*Excerpted text*.

[Intel-xe] [PATCH 13/14] drm/xe: Convert VM print to snapshot capture and print.

Rodrigo Vivi rodrigo.vivi at intel.com
Wed Apr 26 20:57:12 UTC 2023


The goal is to allow for a snapshot capture to be taken at the time
of the crash, while the print out can happen at a later time through
the exposed devcoredump virtual device.

Signed-off-by: Rodrigo Vivi <rodrigo.vivi at intel.com>
---
 drivers/gpu/drm/xe/xe_guc_submit.c |   2 +-
 drivers/gpu/drm/xe/xe_vm.c         | 137 +++++++++++++++++++++++++----
 drivers/gpu/drm/xe/xe_vm.h         |   6 +-
 drivers/gpu/drm/xe/xe_vm_types.h   |  18 ++++
 4 files changed, 143 insertions(+), 20 deletions(-)

*Given material*.

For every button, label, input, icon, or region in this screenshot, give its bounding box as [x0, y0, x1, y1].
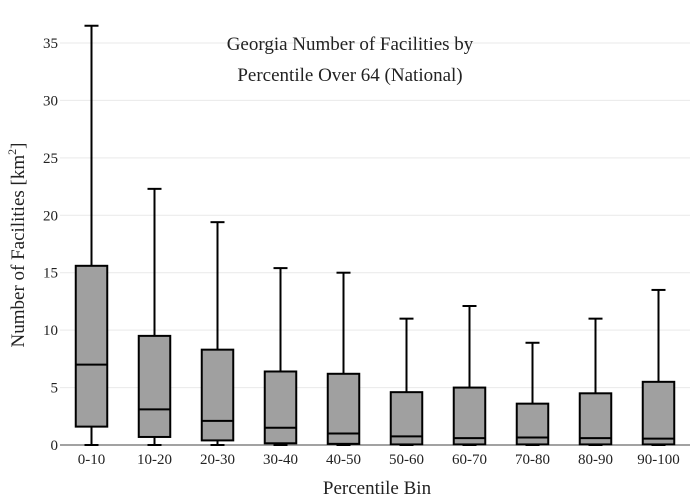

*Prompt 1*. In the patch email, through what is the print out meant to happen at a later time?
*Prompt 2*. Summarize the patch email in two sentences.
*Prompt 3*. Extend the patch email from its last line.

*Final answer 1*. Through the exposed devcoredump virtual device.

*Final answer 2*. Rodrigo Vivi's patch, dated April 26, 2023, converts the drm/xe VM print to snapshot capture and print. Its goal is to allow a snapshot to be taken at the time of the crash and printed later through the exposed devcoredump virtual device, and it changes four files with 143 insertions and 20 deletions.

*Final answer 3*.
diff --git a/drivers/gpu/drm/xe/xe_guc_submit.c b/drivers/gpu/drm/xe/xe_guc_submit.c
index 74659d0a69b3..ac98bc1843e8 100644
--- a/drivers/gpu/drm/xe/xe_guc_submit.c
+++ b/drivers/gpu/drm/xe/xe_guc_submit.c
@@ -753,7 +753,7 @@ static void simple_error_capture(struct xe_engine *e)
 				continue;
 			xe_hw_engine_print(hwe, &p);
 		}
-		xe_analyze_vm(&p, e->vm, e->gt->info.id);
+		xe_vm_print(&p, e->vm, e->gt->info.id);
 		xe_force_wake_put(gt_to_fw(guc_to_gt(guc)), XE_FORCEWAKE_ALL);
 		dma_fence_end_signalling(cookie);
 	}
diff --git a/drivers/gpu/drm/xe/xe_vm.c b/drivers/gpu/drm/xe/xe_vm.c
index 4cffdb84680a..075640dbdff0 100644
--- a/drivers/gpu/drm/xe/xe_vm.c
+++ b/drivers/gpu/drm/xe/xe_vm.c
@@ -3369,38 +3369,139 @@ int xe_vm_invalidate_vma(struct xe_vma *vma)
 	return 0;
 }
 
-int xe_analyze_vm(struct drm_printer *p, struct xe_vm *vm, int gt_id)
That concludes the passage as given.